> **Requirement**
Extract the entries in their exact form.

> **Available data**
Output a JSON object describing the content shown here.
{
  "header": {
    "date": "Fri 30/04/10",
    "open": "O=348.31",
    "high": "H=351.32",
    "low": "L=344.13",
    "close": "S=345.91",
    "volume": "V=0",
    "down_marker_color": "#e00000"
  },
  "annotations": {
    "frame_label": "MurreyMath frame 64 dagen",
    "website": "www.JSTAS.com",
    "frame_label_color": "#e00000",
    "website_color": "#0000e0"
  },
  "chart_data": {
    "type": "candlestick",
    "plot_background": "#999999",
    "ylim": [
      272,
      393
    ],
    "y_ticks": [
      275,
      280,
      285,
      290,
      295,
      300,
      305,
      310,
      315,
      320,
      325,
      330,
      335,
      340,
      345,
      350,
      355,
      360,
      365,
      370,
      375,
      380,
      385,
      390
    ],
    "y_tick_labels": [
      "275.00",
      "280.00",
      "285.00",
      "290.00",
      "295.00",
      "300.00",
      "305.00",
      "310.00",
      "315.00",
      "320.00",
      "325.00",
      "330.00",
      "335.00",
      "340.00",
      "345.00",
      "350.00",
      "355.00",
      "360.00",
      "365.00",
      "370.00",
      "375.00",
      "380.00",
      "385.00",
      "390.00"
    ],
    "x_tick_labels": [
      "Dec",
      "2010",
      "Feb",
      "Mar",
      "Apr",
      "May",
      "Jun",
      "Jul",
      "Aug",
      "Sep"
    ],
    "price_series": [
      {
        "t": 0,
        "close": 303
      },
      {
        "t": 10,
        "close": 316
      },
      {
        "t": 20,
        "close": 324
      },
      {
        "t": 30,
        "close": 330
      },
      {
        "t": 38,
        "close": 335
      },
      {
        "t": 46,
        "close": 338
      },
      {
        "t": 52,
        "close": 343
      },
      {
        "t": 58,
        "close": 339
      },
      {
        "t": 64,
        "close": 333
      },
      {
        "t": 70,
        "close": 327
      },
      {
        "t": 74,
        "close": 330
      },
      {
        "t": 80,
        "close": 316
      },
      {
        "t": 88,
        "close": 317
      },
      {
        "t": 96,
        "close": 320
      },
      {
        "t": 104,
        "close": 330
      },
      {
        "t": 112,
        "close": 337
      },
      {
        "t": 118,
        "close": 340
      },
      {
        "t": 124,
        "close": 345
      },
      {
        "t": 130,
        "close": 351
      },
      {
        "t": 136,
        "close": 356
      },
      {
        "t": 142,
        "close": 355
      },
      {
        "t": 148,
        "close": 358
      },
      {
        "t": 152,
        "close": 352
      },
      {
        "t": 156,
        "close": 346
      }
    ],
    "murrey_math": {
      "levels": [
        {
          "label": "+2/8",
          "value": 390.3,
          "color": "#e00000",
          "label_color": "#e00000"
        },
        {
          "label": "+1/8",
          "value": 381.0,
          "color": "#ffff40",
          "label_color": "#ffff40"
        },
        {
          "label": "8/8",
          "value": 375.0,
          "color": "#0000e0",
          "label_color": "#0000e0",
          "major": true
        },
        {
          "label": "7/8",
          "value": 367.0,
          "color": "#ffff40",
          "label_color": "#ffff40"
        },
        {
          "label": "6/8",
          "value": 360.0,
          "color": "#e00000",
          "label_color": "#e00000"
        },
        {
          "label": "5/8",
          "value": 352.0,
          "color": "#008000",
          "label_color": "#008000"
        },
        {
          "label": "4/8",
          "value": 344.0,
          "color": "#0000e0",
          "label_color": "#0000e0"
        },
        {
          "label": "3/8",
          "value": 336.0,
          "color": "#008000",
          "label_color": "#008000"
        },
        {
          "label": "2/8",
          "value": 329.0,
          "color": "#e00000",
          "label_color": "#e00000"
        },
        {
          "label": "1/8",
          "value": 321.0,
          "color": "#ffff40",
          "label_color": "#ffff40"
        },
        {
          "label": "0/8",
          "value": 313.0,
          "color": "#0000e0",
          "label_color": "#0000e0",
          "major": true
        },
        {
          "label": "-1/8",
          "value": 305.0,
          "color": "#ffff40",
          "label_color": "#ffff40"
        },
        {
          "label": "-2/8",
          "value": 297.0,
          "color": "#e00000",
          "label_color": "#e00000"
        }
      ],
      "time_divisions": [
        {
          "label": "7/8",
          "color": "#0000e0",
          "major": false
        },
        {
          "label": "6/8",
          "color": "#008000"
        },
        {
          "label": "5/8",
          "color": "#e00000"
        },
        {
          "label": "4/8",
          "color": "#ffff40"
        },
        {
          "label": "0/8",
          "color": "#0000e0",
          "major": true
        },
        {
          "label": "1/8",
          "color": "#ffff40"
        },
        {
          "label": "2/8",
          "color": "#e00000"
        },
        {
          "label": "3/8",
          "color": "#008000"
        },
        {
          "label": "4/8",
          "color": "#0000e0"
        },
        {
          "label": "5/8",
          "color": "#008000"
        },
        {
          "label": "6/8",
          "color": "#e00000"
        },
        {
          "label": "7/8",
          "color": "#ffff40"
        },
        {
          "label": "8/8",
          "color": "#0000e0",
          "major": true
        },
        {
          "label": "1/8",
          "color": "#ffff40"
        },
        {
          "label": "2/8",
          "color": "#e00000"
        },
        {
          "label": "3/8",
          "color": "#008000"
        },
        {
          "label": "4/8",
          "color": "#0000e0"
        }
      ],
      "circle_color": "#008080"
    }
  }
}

> **Task answer**
Output a JSON object describing the content shown here.
{
  "header": {
    "date": "Fri 30/04/10",
    "open": "O=348.31",
    "high": "H=351.32",
    "low": "L=344.13",
    "close": "S=345.91",
    "volume": "V=0",
    "down_marker_color": "#e00000"
  },
  "annotations": {
    "frame_label": "MurreyMath frame 64 dagen",
    "website": "www.JSTAS.com",
    "frame_label_color": "#e00000",
    "website_color": "#0000e0"
  },
  "chart_data": {
    "type": "candlestick",
    "plot_background": "#999999",
    "ylim": [
      272,
      393
    ],
    "y_ticks": [
      275,
      280,
      285,
      290,
      295,
      300,
      305,
      310,
      315,
      320,
      325,
      330,
      335,
      340,
      345,
      350,
      355,
      360,
      365,
      370,
      375,
      380,
      385,
      390
    ],
    "y_tick_labels": [
      "275.00",
      "280.00",
      "285.00",
      "290.00",
      "295.00",
      "300.00",
      "305.00",
      "310.00",
      "315.00",
      "320.00",
      "325.00",
      "330.00",
      "335.00",
      "340.00",
      "345.00",
      "350.00",
      "355.00",
      "360.00",
      "365.00",
      "370.00",
      "375.00",
      "380.00",
      "385.00",
      "390.00"
    ],
    "x_tick_labels": [
      "Dec",
      "2010",
      "Feb",
      "Mar",
      "Apr",
      "May",
      "Jun",
      "Jul",
      "Aug",
      "Sep"
    ],
    "price_series": [
      {
        "t": 0,
        "close": 303
      },
      {
        "t": 10,
        "close": 316
      },
      {
        "t": 20,
        "close": 324
      },
      {
        "t": 30,
        "close": 330
      },
      {
        "t": 38,
        "close": 335
      },
      {
        "t": 46,
        "close": 338
      },
      {
        "t": 52,
        "close": 343
      },
      {
        "t": 58,
        "close": 339
      },
      {
        "t": 64,
        "close": 333
      },
      {
        "t": 70,
        "close": 327
      },
      {
        "t": 74,
        "close": 330
      },
      {
        "t": 80,
        "close": 316
      },
      {
        "t": 88,
        "close": 317
      },
      {
        "t": 96,
        "close": 320
      },
      {
        "t": 104,
        "close": 330
      },
      {
        "t": 112,
        "close": 337
      },
      {
        "t": 118,
        "close": 340
      },
      {
        "t": 124,
        "close": 345
      },
      {
        "t": 130,
        "close": 351
      },
      {
        "t": 136,
        "close": 356
      },
      {
        "t": 142,
        "close": 355
      },
      {
        "t": 148,
        "close": 358
      },
      {
        "t": 152,
        "close": 352
      },
      {
        "t": 156,
        "close": 346
      }
    ],
    "murrey_math": {
      "levels": [
        {
          "label": "+2/8",
          "value": 390.3,
          "color": "#e00000",
          "label_color": "#e00000"
        },
        {
          "label": "+1/8",
          "value": 381.0,
          "color": "#ffff40",
          "label_color": "#ffff40"
        },
        {
          "label": "8/8",
          "value": 375.0,
          "color": "#0000e0",
          "label_color": "#0000e0",
          "major": true
        },
        {
          "label": "7/8",
          "value": 367.0,
          "color": "#ffff40",
          "label_color": "#ffff40"
        },
        {
          "label": "6/8",
          "value": 360.0,
          "color": "#e00000",
          "label_color": "#e00000"
        },
        {
          "label": "5/8",
          "value": 352.0,
          "color": "#008000",
          "label_color": "#008000"
        },
        {
          "label": "4/8",
          "value": 344.0,
          "color": "#0000e0",
          "label_color": "#0000e0"
        },
        {
          "label": "3/8",
          "value": 336.0,
          "color": "#008000",
          "label_color": "#008000"
        },
        {
          "label": "2/8",
          "value": 329.0,
          "color": "#e00000",
          "label_color": "#e00000"
        },
        {
          "label": "1/8",
          "value": 321.0,
          "color": "#ffff40",
          "label_color": "#ffff40"
        },
        {
          "label": "0/8",
          "value": 313.0,
          "color": "#0000e0",
          "label_color": "#0000e0",
          "major": true
        },
        {
          "label": "-1/8",
          "value": 305.0,
          "color": "#ffff40",
          "label_color": "#ffff40"
        },
        {
          "label": "-2/8",
          "value": 297.0,
          "color": "#e00000",
          "label_color": "#e00000"
        }
      ],
      "time_divisions": [
        {
          "label": "7/8",
          "color": "#0000e0",
          "major": false
        },
        {
          "label": "6/8",
          "color": "#008000"
        },
        {
          "label": "5/8",
          "color": "#e00000"
        },
        {
          "label": "4/8",
          "color": "#ffff40"
        },
        {
          "label": "0/8",
          "color": "#0000e0",
          "major": true
        },
        {
          "label": "1/8",
          "color": "#ffff40"
        },
        {
          "label": "2/8",
          "color": "#e00000"
        },
        {
          "label": "3/8",
          "color": "#008000"
        },
        {
          "label": "4/8",
          "color": "#0000e0"
        },
        {
          "label": "5/8",
          "color": "#008000"
        },
        {
          "label": "6/8",
          "color": "#e00000"
        },
        {
          "label": "7/8",
          "color": "#ffff40"
        },
        {
          "label": "8/8",
          "color": "#0000e0",
          "major": true
        },
        {
          "label": "1/8",
          "color": "#ffff40"
        },
        {
          "label": "2/8",
          "color": "#e00000"
        },
        {
          "label": "3/8",
          "color": "#008000"
        },
        {
          "label": "4/8",
          "color": "#0000e0"
        }
      ],
      "circle_color": "#008080"
    }
  }
}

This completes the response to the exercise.